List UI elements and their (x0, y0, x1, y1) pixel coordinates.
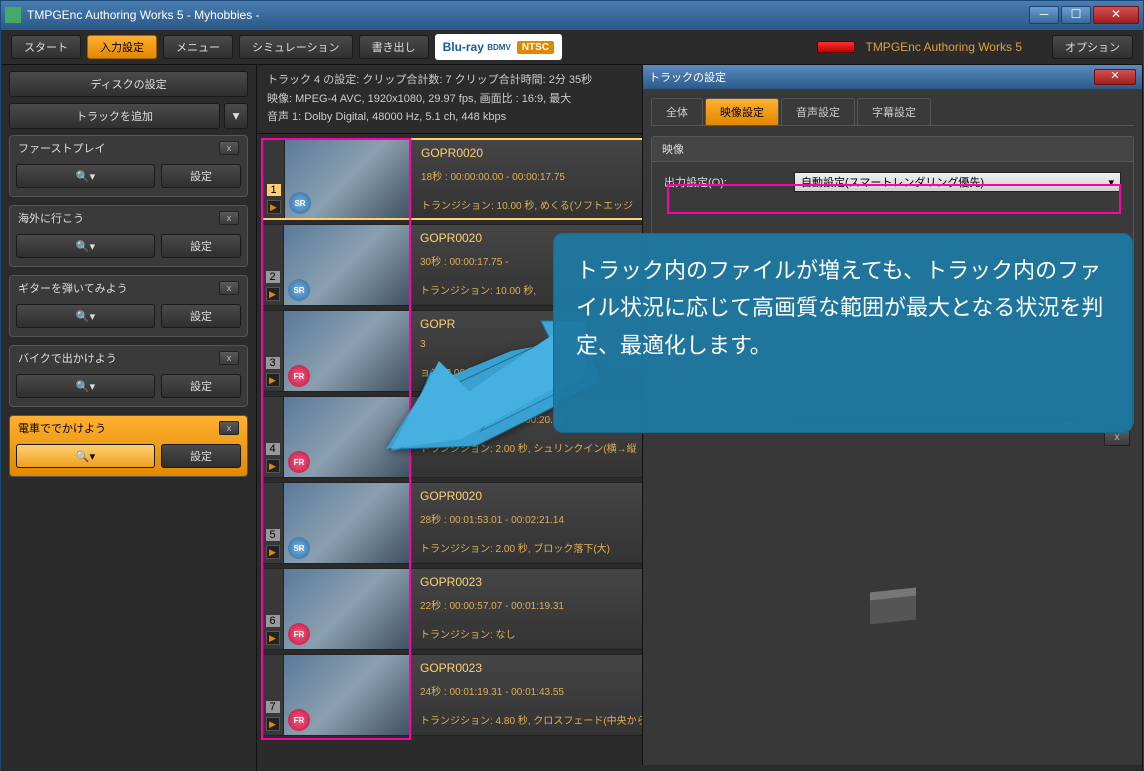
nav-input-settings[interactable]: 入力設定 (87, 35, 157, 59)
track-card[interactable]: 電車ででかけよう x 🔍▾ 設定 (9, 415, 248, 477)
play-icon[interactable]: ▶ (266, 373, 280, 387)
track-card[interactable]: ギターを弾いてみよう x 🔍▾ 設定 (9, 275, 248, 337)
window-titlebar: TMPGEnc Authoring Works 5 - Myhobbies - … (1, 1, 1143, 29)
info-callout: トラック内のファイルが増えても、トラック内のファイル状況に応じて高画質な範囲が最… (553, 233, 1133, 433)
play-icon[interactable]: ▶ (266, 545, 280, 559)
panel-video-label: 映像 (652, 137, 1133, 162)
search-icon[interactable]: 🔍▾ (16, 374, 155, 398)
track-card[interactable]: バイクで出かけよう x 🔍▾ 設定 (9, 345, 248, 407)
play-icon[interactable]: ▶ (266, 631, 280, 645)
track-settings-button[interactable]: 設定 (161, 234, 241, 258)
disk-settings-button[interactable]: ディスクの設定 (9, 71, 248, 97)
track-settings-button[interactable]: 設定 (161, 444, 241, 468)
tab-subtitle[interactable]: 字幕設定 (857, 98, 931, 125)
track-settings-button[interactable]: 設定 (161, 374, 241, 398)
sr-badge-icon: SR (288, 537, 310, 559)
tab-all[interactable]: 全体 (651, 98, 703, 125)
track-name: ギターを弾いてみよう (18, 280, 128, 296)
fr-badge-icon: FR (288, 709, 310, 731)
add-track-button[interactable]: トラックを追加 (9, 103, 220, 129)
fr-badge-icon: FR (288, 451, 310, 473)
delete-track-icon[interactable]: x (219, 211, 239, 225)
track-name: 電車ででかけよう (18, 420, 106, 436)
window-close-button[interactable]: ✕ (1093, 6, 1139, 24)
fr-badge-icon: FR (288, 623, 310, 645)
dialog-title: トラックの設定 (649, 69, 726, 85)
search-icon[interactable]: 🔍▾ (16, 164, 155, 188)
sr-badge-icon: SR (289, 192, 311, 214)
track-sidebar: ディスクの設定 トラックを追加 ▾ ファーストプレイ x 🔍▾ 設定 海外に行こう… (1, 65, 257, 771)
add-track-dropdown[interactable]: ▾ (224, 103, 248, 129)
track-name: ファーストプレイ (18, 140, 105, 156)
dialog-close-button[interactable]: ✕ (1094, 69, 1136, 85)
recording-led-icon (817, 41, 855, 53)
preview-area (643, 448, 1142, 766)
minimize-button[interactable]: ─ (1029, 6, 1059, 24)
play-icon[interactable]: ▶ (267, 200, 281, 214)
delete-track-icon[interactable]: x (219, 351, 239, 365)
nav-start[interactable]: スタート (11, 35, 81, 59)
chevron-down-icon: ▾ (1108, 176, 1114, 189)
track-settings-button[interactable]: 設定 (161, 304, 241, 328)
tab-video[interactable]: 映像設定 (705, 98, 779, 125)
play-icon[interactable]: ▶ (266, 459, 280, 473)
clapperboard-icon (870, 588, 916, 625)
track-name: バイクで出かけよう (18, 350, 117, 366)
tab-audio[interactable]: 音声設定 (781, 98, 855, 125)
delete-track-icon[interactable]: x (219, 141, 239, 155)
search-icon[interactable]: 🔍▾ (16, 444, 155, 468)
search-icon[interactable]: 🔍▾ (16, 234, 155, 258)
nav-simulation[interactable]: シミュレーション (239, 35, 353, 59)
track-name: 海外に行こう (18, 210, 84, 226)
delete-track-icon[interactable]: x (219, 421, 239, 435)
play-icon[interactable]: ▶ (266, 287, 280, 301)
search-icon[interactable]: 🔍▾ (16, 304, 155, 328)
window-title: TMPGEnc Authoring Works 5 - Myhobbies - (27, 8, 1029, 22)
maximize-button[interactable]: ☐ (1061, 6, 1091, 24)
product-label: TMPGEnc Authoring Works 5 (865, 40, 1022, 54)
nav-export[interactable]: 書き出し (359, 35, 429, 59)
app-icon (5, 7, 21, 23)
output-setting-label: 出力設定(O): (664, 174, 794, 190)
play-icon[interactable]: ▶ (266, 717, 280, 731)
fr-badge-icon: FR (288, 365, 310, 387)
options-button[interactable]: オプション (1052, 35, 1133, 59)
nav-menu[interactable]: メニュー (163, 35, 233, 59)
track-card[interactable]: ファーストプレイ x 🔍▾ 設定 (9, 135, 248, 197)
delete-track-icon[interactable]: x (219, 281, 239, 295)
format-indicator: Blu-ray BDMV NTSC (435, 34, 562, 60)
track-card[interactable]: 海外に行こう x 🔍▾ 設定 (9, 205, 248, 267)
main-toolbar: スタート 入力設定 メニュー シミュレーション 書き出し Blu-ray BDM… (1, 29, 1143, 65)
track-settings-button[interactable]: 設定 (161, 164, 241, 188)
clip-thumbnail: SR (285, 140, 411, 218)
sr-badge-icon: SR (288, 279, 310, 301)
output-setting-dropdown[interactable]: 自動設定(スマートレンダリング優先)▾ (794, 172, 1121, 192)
-=-=-
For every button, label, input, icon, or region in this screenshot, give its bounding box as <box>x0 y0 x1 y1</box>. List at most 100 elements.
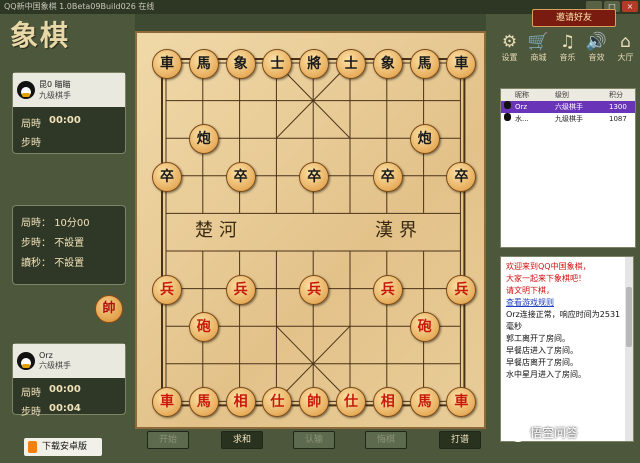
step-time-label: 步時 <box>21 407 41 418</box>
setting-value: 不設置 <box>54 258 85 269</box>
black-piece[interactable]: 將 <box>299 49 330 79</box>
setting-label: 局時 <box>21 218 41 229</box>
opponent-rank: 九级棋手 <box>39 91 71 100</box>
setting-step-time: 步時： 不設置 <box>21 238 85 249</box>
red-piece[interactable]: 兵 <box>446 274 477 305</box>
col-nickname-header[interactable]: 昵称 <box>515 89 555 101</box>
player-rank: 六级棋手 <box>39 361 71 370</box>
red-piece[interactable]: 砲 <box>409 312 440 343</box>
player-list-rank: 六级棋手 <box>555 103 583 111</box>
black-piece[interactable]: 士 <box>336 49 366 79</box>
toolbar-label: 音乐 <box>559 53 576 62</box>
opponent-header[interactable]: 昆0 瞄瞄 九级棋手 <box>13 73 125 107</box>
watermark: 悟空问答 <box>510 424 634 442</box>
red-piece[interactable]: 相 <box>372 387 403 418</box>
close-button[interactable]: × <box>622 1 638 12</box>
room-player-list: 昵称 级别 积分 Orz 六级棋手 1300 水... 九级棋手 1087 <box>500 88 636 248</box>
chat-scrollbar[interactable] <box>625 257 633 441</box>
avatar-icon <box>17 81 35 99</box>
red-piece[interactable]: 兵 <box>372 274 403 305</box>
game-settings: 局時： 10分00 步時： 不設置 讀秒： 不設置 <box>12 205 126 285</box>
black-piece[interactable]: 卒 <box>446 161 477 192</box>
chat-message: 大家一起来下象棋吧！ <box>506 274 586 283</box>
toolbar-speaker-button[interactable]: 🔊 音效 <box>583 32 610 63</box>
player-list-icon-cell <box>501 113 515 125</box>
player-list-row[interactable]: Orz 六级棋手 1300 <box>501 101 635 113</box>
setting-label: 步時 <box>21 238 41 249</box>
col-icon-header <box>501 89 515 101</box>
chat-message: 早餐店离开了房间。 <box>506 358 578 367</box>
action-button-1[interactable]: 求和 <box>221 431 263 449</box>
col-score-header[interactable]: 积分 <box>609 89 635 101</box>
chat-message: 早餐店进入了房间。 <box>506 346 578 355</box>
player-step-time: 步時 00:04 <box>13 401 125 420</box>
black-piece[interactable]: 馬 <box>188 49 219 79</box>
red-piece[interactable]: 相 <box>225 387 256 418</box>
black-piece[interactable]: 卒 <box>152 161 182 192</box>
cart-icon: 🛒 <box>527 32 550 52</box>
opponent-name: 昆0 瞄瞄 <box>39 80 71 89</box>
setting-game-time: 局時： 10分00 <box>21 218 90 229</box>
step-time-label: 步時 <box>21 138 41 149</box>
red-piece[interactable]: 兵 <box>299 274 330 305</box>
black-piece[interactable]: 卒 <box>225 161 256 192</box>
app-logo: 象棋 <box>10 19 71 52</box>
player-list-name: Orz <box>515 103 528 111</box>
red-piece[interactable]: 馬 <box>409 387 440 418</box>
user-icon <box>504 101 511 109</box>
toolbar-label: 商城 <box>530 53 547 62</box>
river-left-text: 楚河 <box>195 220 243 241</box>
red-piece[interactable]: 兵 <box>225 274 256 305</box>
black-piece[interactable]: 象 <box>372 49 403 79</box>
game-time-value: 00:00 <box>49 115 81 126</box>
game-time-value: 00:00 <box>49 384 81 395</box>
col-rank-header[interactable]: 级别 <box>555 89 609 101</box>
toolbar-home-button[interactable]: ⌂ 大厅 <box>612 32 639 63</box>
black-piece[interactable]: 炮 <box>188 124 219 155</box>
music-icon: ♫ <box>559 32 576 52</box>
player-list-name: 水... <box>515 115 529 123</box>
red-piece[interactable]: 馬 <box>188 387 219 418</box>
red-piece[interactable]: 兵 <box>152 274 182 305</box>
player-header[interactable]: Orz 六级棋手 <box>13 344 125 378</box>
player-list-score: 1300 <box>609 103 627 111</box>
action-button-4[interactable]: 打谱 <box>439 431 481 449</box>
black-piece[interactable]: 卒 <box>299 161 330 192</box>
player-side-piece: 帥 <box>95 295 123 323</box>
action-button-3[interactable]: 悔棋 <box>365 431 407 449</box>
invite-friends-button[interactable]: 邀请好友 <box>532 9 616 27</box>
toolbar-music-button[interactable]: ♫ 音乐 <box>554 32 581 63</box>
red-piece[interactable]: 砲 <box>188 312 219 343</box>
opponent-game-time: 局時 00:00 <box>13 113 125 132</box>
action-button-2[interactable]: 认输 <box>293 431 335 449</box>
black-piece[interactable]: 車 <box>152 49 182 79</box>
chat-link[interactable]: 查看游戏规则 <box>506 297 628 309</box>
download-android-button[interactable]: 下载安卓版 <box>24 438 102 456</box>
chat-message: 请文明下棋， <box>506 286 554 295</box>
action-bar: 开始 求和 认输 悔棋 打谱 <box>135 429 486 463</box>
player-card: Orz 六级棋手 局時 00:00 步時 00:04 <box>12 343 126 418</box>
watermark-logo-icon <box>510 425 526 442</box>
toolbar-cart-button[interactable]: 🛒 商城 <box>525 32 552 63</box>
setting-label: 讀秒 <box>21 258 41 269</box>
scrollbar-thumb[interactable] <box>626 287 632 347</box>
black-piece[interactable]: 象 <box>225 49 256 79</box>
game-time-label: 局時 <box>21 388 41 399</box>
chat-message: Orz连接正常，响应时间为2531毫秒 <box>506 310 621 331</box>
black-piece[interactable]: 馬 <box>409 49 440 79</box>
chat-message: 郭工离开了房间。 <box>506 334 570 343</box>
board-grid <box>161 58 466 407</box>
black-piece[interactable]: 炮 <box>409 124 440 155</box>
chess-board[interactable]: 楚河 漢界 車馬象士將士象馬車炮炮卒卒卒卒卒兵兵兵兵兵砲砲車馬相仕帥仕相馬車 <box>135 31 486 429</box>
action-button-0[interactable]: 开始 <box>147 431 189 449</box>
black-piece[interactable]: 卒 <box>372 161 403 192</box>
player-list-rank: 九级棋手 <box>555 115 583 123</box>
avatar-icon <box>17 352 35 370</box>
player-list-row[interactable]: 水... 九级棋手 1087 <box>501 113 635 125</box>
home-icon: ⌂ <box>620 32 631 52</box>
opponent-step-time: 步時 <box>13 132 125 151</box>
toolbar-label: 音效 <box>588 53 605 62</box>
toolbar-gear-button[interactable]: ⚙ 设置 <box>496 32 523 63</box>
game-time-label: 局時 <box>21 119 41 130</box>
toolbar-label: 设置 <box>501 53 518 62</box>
-=-=-
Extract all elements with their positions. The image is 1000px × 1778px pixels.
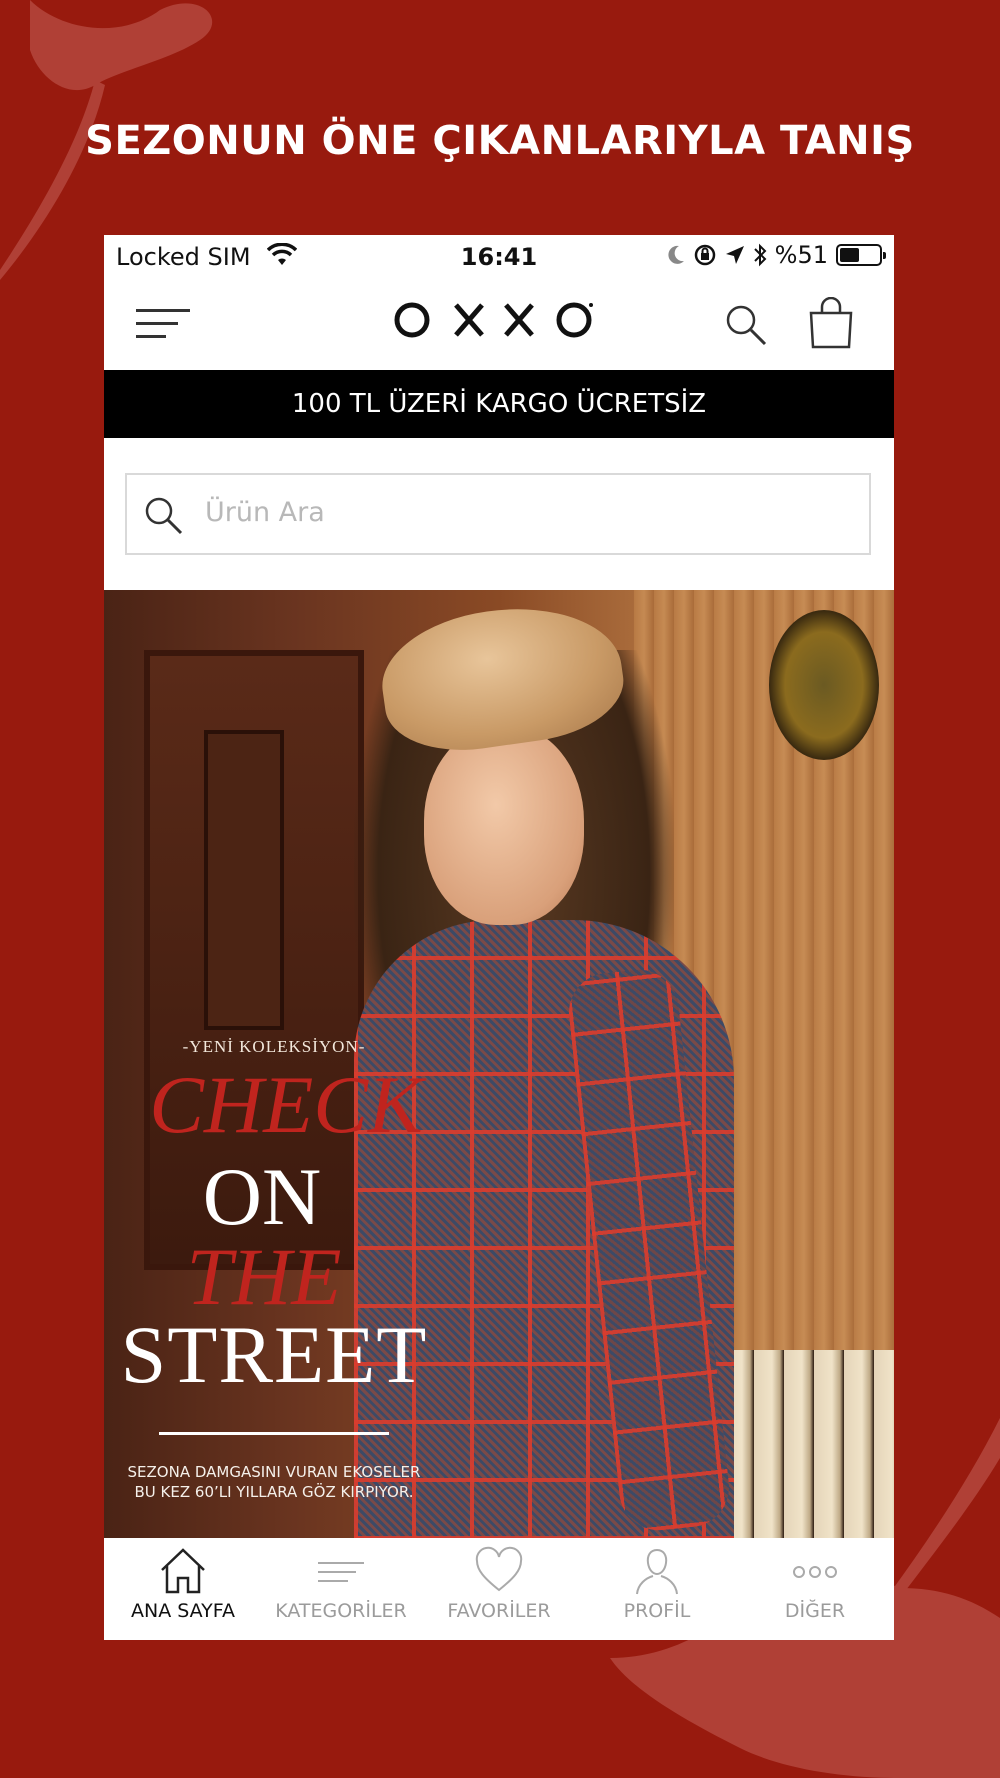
-=-=-
▶ [REQUIRED TASK]
Copy out the records from the line containing "List UI elements" through the line containing "chevron-down-icon: ▾ (1108, 176, 1114, 189)", both lines included. Leave out the pictures.

▶ [RESULT FOR THIS TASK]
List UI elements and their (x0, y0, x1, y1) pixel coordinates.
nav-input-settings[interactable]: 入力設定 (87, 35, 157, 59)
track-card[interactable]: 電車ででかけよう x 🔍▾ 設定 (9, 415, 248, 477)
play-icon[interactable]: ▶ (266, 373, 280, 387)
track-card[interactable]: ギターを弾いてみよう x 🔍▾ 設定 (9, 275, 248, 337)
window-titlebar: TMPGEnc Authoring Works 5 - Myhobbies - … (1, 1, 1143, 29)
info-callout: トラック内のファイルが増えても、トラック内のファイル状況に応じて高画質な範囲が最… (553, 233, 1133, 433)
play-icon[interactable]: ▶ (266, 545, 280, 559)
panel-video-label: 映像 (652, 137, 1133, 162)
search-icon[interactable]: 🔍▾ (16, 374, 155, 398)
track-card[interactable]: バイクで出かけよう x 🔍▾ 設定 (9, 345, 248, 407)
play-icon[interactable]: ▶ (266, 631, 280, 645)
track-settings-button[interactable]: 設定 (161, 234, 241, 258)
disk-settings-button[interactable]: ディスクの設定 (9, 71, 248, 97)
track-settings-button[interactable]: 設定 (161, 444, 241, 468)
tab-subtitle[interactable]: 字幕設定 (857, 98, 931, 125)
track-settings-button[interactable]: 設定 (161, 374, 241, 398)
sr-badge-icon: SR (288, 537, 310, 559)
tab-all[interactable]: 全体 (651, 98, 703, 125)
track-name: ギターを弾いてみよう (18, 280, 128, 296)
fr-badge-icon: FR (288, 709, 310, 731)
add-track-button[interactable]: トラックを追加 (9, 103, 220, 129)
fr-badge-icon: FR (288, 451, 310, 473)
delete-track-icon[interactable]: x (219, 211, 239, 225)
track-name: 電車ででかけよう (18, 420, 106, 436)
window-close-button[interactable]: ✕ (1093, 6, 1139, 24)
fr-badge-icon: FR (288, 623, 310, 645)
dialog-title: トラックの設定 (649, 69, 726, 85)
search-icon[interactable]: 🔍▾ (16, 164, 155, 188)
sr-badge-icon: SR (289, 192, 311, 214)
track-sidebar: ディスクの設定 トラックを追加 ▾ ファーストプレイ x 🔍▾ 設定 海外に行こう… (1, 65, 257, 771)
add-track-dropdown[interactable]: ▾ (224, 103, 248, 129)
track-name: ファーストプレイ (18, 140, 105, 156)
dialog-close-button[interactable]: ✕ (1094, 69, 1136, 85)
recording-led-icon (817, 41, 855, 53)
preview-area (643, 448, 1142, 766)
minimize-button[interactable]: ─ (1029, 6, 1059, 24)
play-icon[interactable]: ▶ (267, 200, 281, 214)
delete-track-icon[interactable]: x (219, 351, 239, 365)
nav-start[interactable]: スタート (11, 35, 81, 59)
chevron-down-icon: ▾ (1108, 176, 1114, 189)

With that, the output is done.